Given task 1
Edit the rows from the line containing "data-label: 1 739 [651, 65, 707, 91]" through the line containing "y-tick-label: 35000 [177, 119, 239, 145]", changing "data-label" to "value-label" and keeping everything else the same. Return only those edited lines.

Text to read
As the LMS algorithm does not use the exact values of the expectations, the weights would never reach the optimal weights in the absolute sense, but a convergence is possible in mean. That is, even though the weights may change by small amounts, it changes about the optimal weights. However, if the variance with which the weights change, is large, convergence in mean would be misleading. This problem may occur, if the value of step-size $\mu$ is not chosen properly.

If $\mu$ is chosen to be large, the amount with which the weights change depends heavily on the gradient estimate, and so the weights may change by a large value so that gradient which was negative at the first instant may now become positive. And at the second instant, the weight may change in the opposite direction by a large amount because of the negative gradient and would thus keep oscillating with a large variance about the optimal weights. On the other hand, if $\mu$ is chosen to be too small, time to converge to the optimal weights will be too large.

Thus, an upper bound on $\mu$ is needed which is given as
$0<\mu<\frac{2}{\lambda_{\mathrm{max}}}$,

where $\lambda_{\max}$ is the greatest eigenvalue of the autocorrelation matrix ${\mathbf{R}} = E\{{\mathbf{x}}(n){\mathbf{x}^H}(n)\}$. If this condition is not fulfilled, the algorithm becomes unstable and $\hat{h}(n)$ diverges.

Maximum convergence speed is achieved when
$\mu=\frac{2}{\lambda_{\mathrm{max}}+\lambda_{\mathrm{min}}},$
where $\lambda_{\min}$ is the smallest eigenvalue of ${\mathbf{R}}$.
Given that $\mu$ is less than or equal to this optimum, the convergence speed is determined by $\lambda_{\min}$, with a larger value yielding faster convergence. This means that faster convergence can be achieved when $\lambda_{\max}$ is close to $\lambda_{\min}$, that is, the maximum achievable convergence speed depends on the eigenvalue spread of ${\mathbf{R}}$.

Given task 2
According to the passage on LMS step size, what happens if μ does not satisfy the upper bound?

Data entries
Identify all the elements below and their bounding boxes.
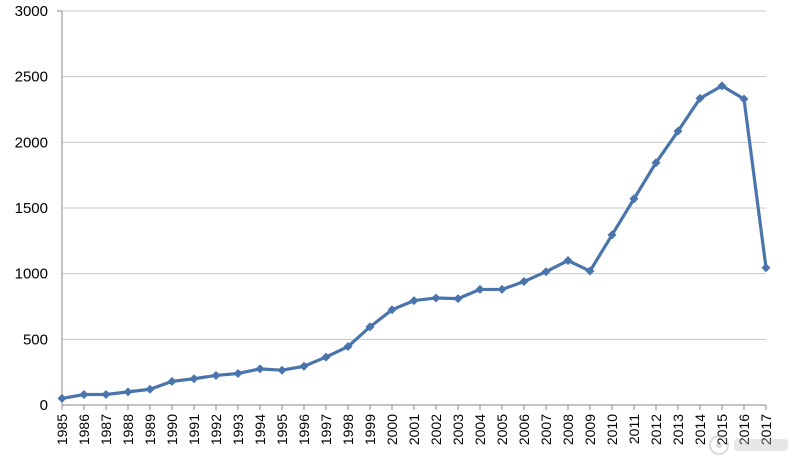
data-point-2017 — [761, 263, 771, 273]
x-tick-label-1996: 1996 — [296, 414, 312, 445]
data-point-2001 — [409, 296, 419, 306]
x-tick-label-2016: 2016 — [736, 414, 752, 445]
x-tick-label-1988: 1988 — [120, 414, 136, 445]
x-tick-label-2013: 2013 — [670, 414, 686, 445]
x-tick-label-2001: 2001 — [406, 414, 422, 445]
data-point-2010 — [607, 230, 617, 240]
data-point-2014 — [695, 93, 705, 103]
watermark-logo — [709, 435, 788, 455]
y-tick-label-0: 0 — [40, 397, 48, 414]
x-tick-label-1987: 1987 — [98, 414, 114, 445]
x-tick-label-1999: 1999 — [362, 414, 378, 445]
x-tick-label-2000: 2000 — [384, 414, 400, 445]
data-point-1989 — [145, 384, 155, 394]
data-point-1995 — [277, 365, 287, 375]
y-tick-label-1000: 1000 — [15, 266, 48, 283]
x-tick-label-1990: 1990 — [164, 414, 180, 445]
x-tick-label-1986: 1986 — [76, 414, 92, 445]
x-tick-label-1997: 1997 — [318, 414, 334, 445]
data-point-1999 — [365, 322, 375, 332]
data-point-1997 — [321, 352, 331, 362]
x-tick-label-2010: 2010 — [604, 414, 620, 445]
y-tick-label-2500: 2500 — [15, 69, 48, 86]
data-point-2003 — [453, 294, 463, 304]
data-point-1996 — [299, 361, 309, 371]
data-point-1988 — [123, 387, 133, 397]
data-point-2011 — [629, 194, 639, 204]
x-tick-label-1991: 1991 — [186, 414, 202, 445]
x-tick-label-2004: 2004 — [472, 414, 488, 445]
x-tick-label-1998: 1998 — [340, 414, 356, 445]
data-point-2009 — [585, 266, 595, 276]
data-point-1993 — [233, 368, 243, 378]
x-tick-label-2011: 2011 — [626, 414, 642, 444]
x-tick-label-1992: 1992 — [208, 414, 224, 445]
data-point-2007 — [541, 267, 551, 277]
x-tick-label-2014: 2014 — [692, 414, 708, 445]
data-point-1987 — [101, 389, 111, 399]
series-line-0 — [61, 84, 768, 401]
x-tick-label-2002: 2002 — [428, 414, 444, 445]
x-tick-label-2003: 2003 — [450, 414, 466, 445]
x-tick-label-2006: 2006 — [516, 414, 532, 445]
y-tick-label-500: 500 — [23, 331, 48, 348]
data-point-2002 — [431, 293, 441, 303]
x-tick-label-2007: 2007 — [538, 414, 554, 445]
data-point-1986 — [79, 389, 89, 399]
data-point-1994 — [255, 364, 265, 374]
data-point-2012 — [651, 158, 661, 168]
x-tick-label-1985: 1985 — [54, 414, 70, 445]
x-tick-label-2005: 2005 — [494, 414, 510, 445]
x-tick-label-1989: 1989 — [142, 414, 158, 445]
x-tick-label-1993: 1993 — [230, 414, 246, 445]
x-axis-tick-labels: 1985 1986 1987 1988 1989 1990 1991 1992 1993 1994… — [54, 414, 774, 445]
data-point-2015 — [717, 81, 727, 91]
data-point-1998 — [343, 342, 353, 352]
y-axis-tick-labels: 0 500 1000 1500 2000 2500 3000 — [15, 3, 48, 414]
gridlines — [62, 10, 766, 340]
data-point-2000 — [387, 305, 397, 315]
data-point-1990 — [167, 376, 177, 386]
y-tick-label-3000: 3000 — [15, 3, 48, 20]
x-tick-label-2017: 2017 — [758, 414, 774, 445]
x-tick-label-2012: 2012 — [648, 414, 664, 445]
x-tick-label-1995: 1995 — [274, 414, 290, 445]
x-tick-label-2009: 2009 — [582, 414, 598, 445]
data-point-1992 — [211, 370, 221, 380]
series — [57, 81, 771, 403]
y-tick-label-2000: 2000 — [15, 134, 48, 151]
data-point-2006 — [519, 277, 529, 287]
data-point-2008 — [563, 256, 573, 266]
y-tick-label-1500: 1500 — [15, 200, 48, 217]
data-point-2005 — [497, 284, 507, 294]
data-point-2013 — [673, 126, 683, 136]
x-tick-label-2015: 2015 — [714, 414, 730, 445]
data-point-1985 — [57, 393, 67, 403]
data-point-2016 — [739, 94, 749, 104]
x-tick-label-1994: 1994 — [252, 414, 268, 445]
x-tick-label-2008: 2008 — [560, 414, 576, 445]
data-point-2004 — [475, 284, 485, 294]
data-point-1991 — [189, 374, 199, 384]
axes — [57, 10, 767, 410]
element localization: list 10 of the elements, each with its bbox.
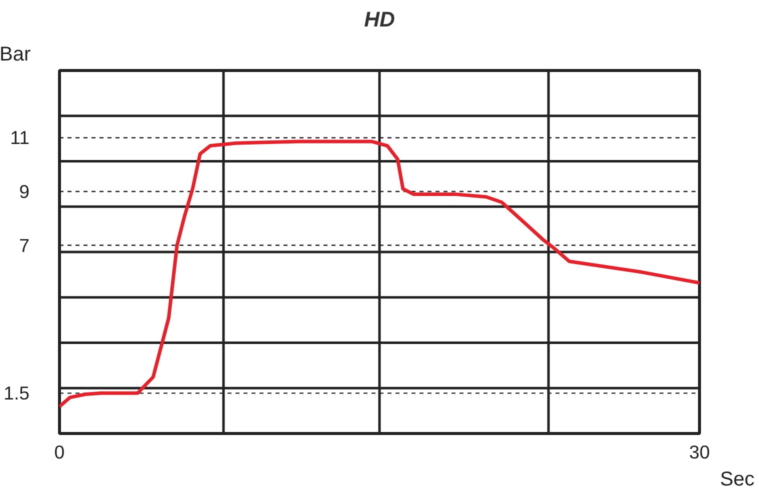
x-tick-label: 30 [689,442,710,462]
y-tick-label: 1.5 [4,382,30,404]
y-tick-label: 11 [10,127,30,148]
x-axis-title: Sec [720,468,755,490]
y-tick-label: 9 [19,181,30,202]
chart-title: HD [364,8,395,32]
line-series [60,140,700,408]
y-axis-title: Bar [0,44,31,66]
x-tick-label: 0 [54,442,65,462]
y-tick-label: 7 [19,234,30,256]
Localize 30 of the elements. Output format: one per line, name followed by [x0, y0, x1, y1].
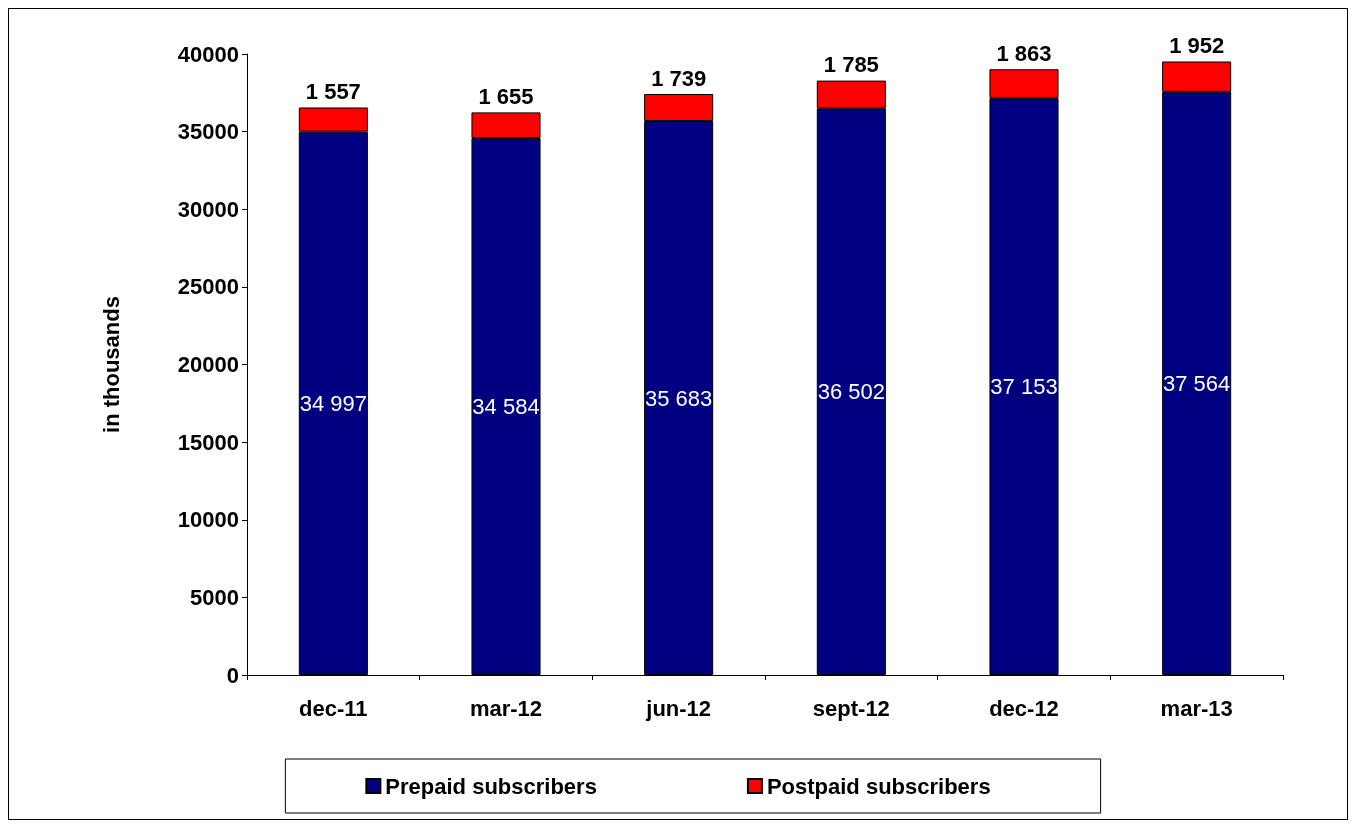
data-label: 1 739 [651, 65, 707, 91]
y-tick-label: 15000 [177, 429, 239, 455]
y-tick-label: 0 [226, 662, 239, 688]
data-label: 37 153 [990, 374, 1058, 400]
y-tick-label: 20000 [177, 352, 239, 377]
y-tick-label: 5000 [190, 584, 239, 610]
y-tick-label: 25000 [177, 274, 239, 300]
x-tick-label: jun-12 [645, 695, 712, 721]
y-axis-title: in thousands [98, 296, 124, 433]
y-tick-label: 30000 [177, 196, 239, 222]
data-label: 34 584 [472, 394, 540, 420]
data-label: 34 997 [299, 390, 367, 416]
data-label: 1 952 [1169, 33, 1225, 59]
data-label: 1 863 [996, 40, 1052, 66]
data-label: 1 655 [478, 83, 534, 109]
y-tick-label: 40000 [177, 41, 239, 67]
data-label: 35 683 [645, 385, 713, 411]
x-tick-label: dec-12 [989, 695, 1059, 721]
data-label: 37 564 [1163, 370, 1231, 396]
x-tick-label: dec-11 [299, 695, 368, 721]
y-tick-label: 35000 [177, 119, 239, 145]
legend-label: Prepaid subscribers [385, 773, 597, 799]
legend-label: Postpaid subscribers [766, 773, 991, 799]
y-tick-label: 10000 [177, 507, 239, 533]
x-tick-label: sept-12 [812, 695, 890, 721]
data-label: 36 502 [817, 379, 885, 405]
x-tick-label: mar-12 [469, 695, 543, 721]
data-label: 1 785 [823, 52, 879, 78]
x-tick-label: mar-13 [1160, 695, 1233, 721]
data-label: 1 557 [305, 79, 361, 104]
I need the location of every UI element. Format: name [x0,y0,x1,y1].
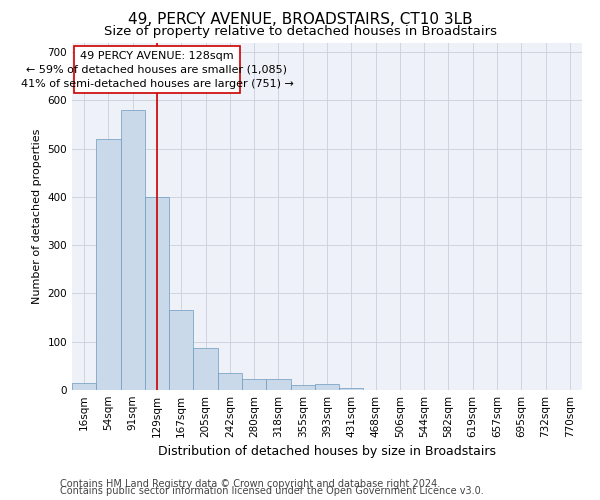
Bar [242,380,266,390]
Bar [72,383,96,390]
Y-axis label: Number of detached properties: Number of detached properties [32,128,42,304]
Text: Contains HM Land Registry data © Crown copyright and database right 2024.: Contains HM Land Registry data © Crown c… [60,479,440,489]
Bar [169,310,193,390]
Bar [145,197,169,390]
Bar [193,348,218,390]
X-axis label: Distribution of detached houses by size in Broadstairs: Distribution of detached houses by size … [158,446,496,458]
Bar [290,384,315,390]
Text: 49 PERCY AVENUE: 128sqm
← 59% of detached houses are smaller (1,085)
41% of semi: 49 PERCY AVENUE: 128sqm ← 59% of detache… [20,51,293,89]
FancyBboxPatch shape [74,46,239,93]
Bar [315,384,339,390]
Bar [266,380,290,390]
Text: 49, PERCY AVENUE, BROADSTAIRS, CT10 3LB: 49, PERCY AVENUE, BROADSTAIRS, CT10 3LB [128,12,472,28]
Bar [96,139,121,390]
Bar [121,110,145,390]
Bar [218,373,242,390]
Bar [339,388,364,390]
Text: Contains public sector information licensed under the Open Government Licence v3: Contains public sector information licen… [60,486,484,496]
Text: Size of property relative to detached houses in Broadstairs: Size of property relative to detached ho… [104,25,497,38]
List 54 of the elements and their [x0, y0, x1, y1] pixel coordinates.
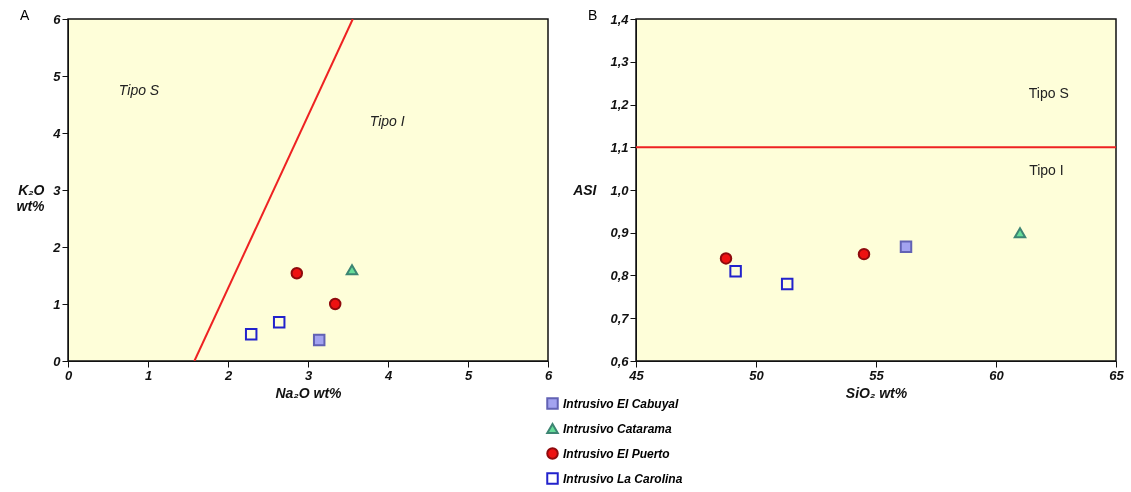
- y-tick-label: 1,2: [610, 97, 630, 112]
- point: [328, 297, 342, 311]
- y-tick-label: 6: [53, 11, 62, 27]
- x-tick-label: 5: [464, 367, 473, 383]
- y-tick-label: 1,3: [610, 54, 630, 70]
- y-tick-label: 2: [52, 239, 62, 255]
- y-tick-label: 1: [53, 296, 61, 312]
- x-tick-label: 50: [749, 367, 765, 383]
- legend-label: Intrusivo La Carolina: [563, 471, 683, 486]
- point: [780, 277, 794, 291]
- y-tick-label: 3: [53, 182, 62, 198]
- chart-title: A: [20, 7, 30, 23]
- point: [719, 252, 733, 265]
- annotation: Tipo S: [1028, 85, 1069, 102]
- x-tick-label: 0: [64, 367, 73, 383]
- x-tick-label: 60: [989, 367, 1005, 383]
- y-tick-label: 5: [53, 68, 62, 84]
- point: [1013, 227, 1027, 239]
- y-tick-label: 0,9: [610, 225, 630, 241]
- y-tick-label: 1,0: [610, 182, 630, 198]
- x-tick-label: 45: [628, 367, 645, 383]
- chart-title: B: [588, 7, 598, 23]
- y-tick-label: 0,6: [610, 353, 630, 369]
- annotation: Tipo I: [369, 112, 405, 129]
- x-tick-label: 65: [1109, 367, 1125, 383]
- y-axis-title: ASI: [572, 181, 598, 198]
- annotation: Tipo S: [118, 81, 160, 98]
- point: [345, 264, 359, 276]
- point: [899, 240, 913, 254]
- x-tick-label: 3: [304, 367, 313, 383]
- x-axis-title: Na₂O wt%: [275, 384, 343, 401]
- x-tick-label: 6: [544, 367, 553, 383]
- y-tick-label: 0: [53, 353, 62, 369]
- x-tick-label: 2: [223, 367, 233, 383]
- y-tick-label: 1,1: [610, 139, 629, 155]
- y-tick-label: 4: [52, 125, 62, 141]
- legend-label: Intrusivo El Cabuyal: [563, 396, 680, 411]
- x-axis-title: SiO₂ wt%: [845, 384, 908, 401]
- x-tick-label: 1: [144, 367, 153, 383]
- y-tick-label: 0,7: [610, 310, 630, 326]
- point: [312, 333, 326, 347]
- annotation: Tipo I: [1029, 162, 1064, 179]
- point: [272, 316, 286, 329]
- y-tick-label: 1,4: [610, 11, 630, 27]
- point: [729, 264, 742, 278]
- point: [857, 247, 871, 261]
- legend-label: Intrusivo Catarama: [563, 421, 673, 436]
- x-tick-label: 55: [869, 367, 885, 383]
- y-tick-label: 0,8: [610, 268, 630, 283]
- point: [290, 266, 304, 280]
- point: [244, 327, 258, 341]
- legend-label: Intrusivo El Puerto: [563, 446, 670, 461]
- x-tick-label: 4: [383, 367, 393, 383]
- y-axis-title: K₂O wt%: [16, 181, 46, 214]
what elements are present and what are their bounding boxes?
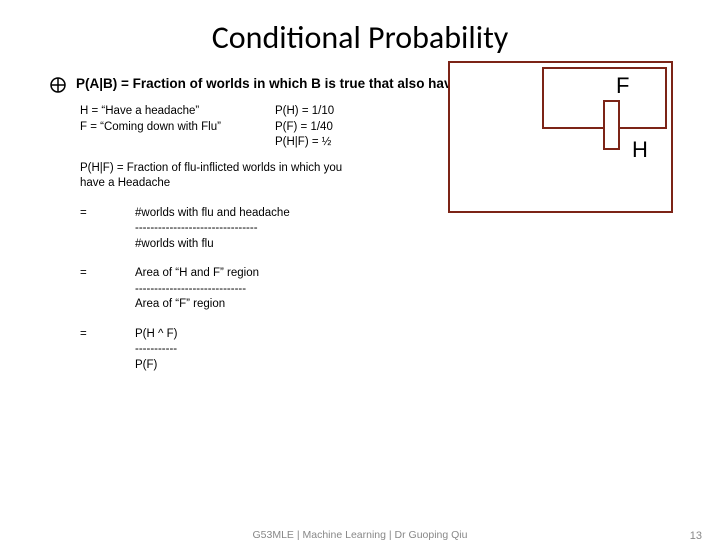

Exercise answer 1
value-label: 1 739 [651, 65, 707, 91]
y-tick-label: 15000 [177, 429, 239, 455]
y-tick-label: 0 [226, 662, 239, 688]
value-label: 37 153 [990, 374, 1058, 400]
y-tick-label: 20000 [177, 352, 239, 377]
y-tick-label: 5000 [190, 584, 239, 610]
y-tick-label: 25000 [177, 274, 239, 300]
x-tick-label: jun-12 [645, 695, 712, 721]
y-axis-title: in thousands [98, 296, 124, 433]
y-tick-label: 30000 [177, 196, 239, 222]
value-label: 34 584 [472, 394, 540, 420]
value-label: 34 997 [299, 390, 367, 416]
value-label: 1 952 [1169, 33, 1225, 59]
value-label: 1 863 [996, 40, 1052, 66]
value-label: 1 655 [478, 83, 534, 109]
y-tick-label: 40000 [177, 41, 239, 67]
value-label: 35 683 [645, 385, 713, 411]
x-tick-label: dec-12 [989, 695, 1059, 721]
value-label: 37 564 [1163, 370, 1231, 396]
x-tick-label: dec-11 [299, 695, 368, 721]
y-tick-label: 35000 [177, 119, 239, 145]

Exercise answer 2
The algorithm becomes unstable and ĥ(n) diverges.